Output the material beneath exactly, leaving nothing out.

__Raw records__
►

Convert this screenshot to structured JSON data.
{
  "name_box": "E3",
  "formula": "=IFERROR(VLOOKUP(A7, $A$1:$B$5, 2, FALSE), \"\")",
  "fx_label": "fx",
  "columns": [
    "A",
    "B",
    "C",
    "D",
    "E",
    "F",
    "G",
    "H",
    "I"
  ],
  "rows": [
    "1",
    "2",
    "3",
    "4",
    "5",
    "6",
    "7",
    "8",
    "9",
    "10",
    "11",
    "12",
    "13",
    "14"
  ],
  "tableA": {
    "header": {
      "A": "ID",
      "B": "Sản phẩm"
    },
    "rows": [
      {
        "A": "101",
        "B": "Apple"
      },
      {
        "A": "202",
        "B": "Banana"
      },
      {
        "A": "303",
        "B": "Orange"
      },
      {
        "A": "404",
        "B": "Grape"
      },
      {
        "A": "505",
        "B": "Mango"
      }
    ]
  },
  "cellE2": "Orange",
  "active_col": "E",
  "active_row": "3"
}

◄

__Solved problem__
Convert this screenshot to structured JSON data.
{
  "name_box": "E3",
  "formula": "=IFERROR(VLOOKUP(A7, $A$1:$B$5, 2, FALSE), \"\")",
  "fx_label": "fx",
  "columns": [
    "A",
    "B",
    "C",
    "D",
    "E",
    "F",
    "G",
    "H",
    "I"
  ],
  "rows": [
    "1",
    "2",
    "3",
    "4",
    "5",
    "6",
    "7",
    "8",
    "9",
    "10",
    "11",
    "12",
    "13",
    "14"
  ],
  "tableA": {
    "header": {
      "A": "ID",
      "B": "Sản phẩm"
    },
    "rows": [
      {
        "A": "101",
        "B": "Apple"
      },
      {
        "A": "202",
        "B": "Banana"
      },
      {
        "A": "303",
        "B": "Orange"
      },
      {
        "A": "404",
        "B": "Grape"
      },
      {
        "A": "505",
        "B": "Mango"
      }
    ]
  },
  "cellE2": "Orange",
  "active_col": "E",
  "active_row": "3"
}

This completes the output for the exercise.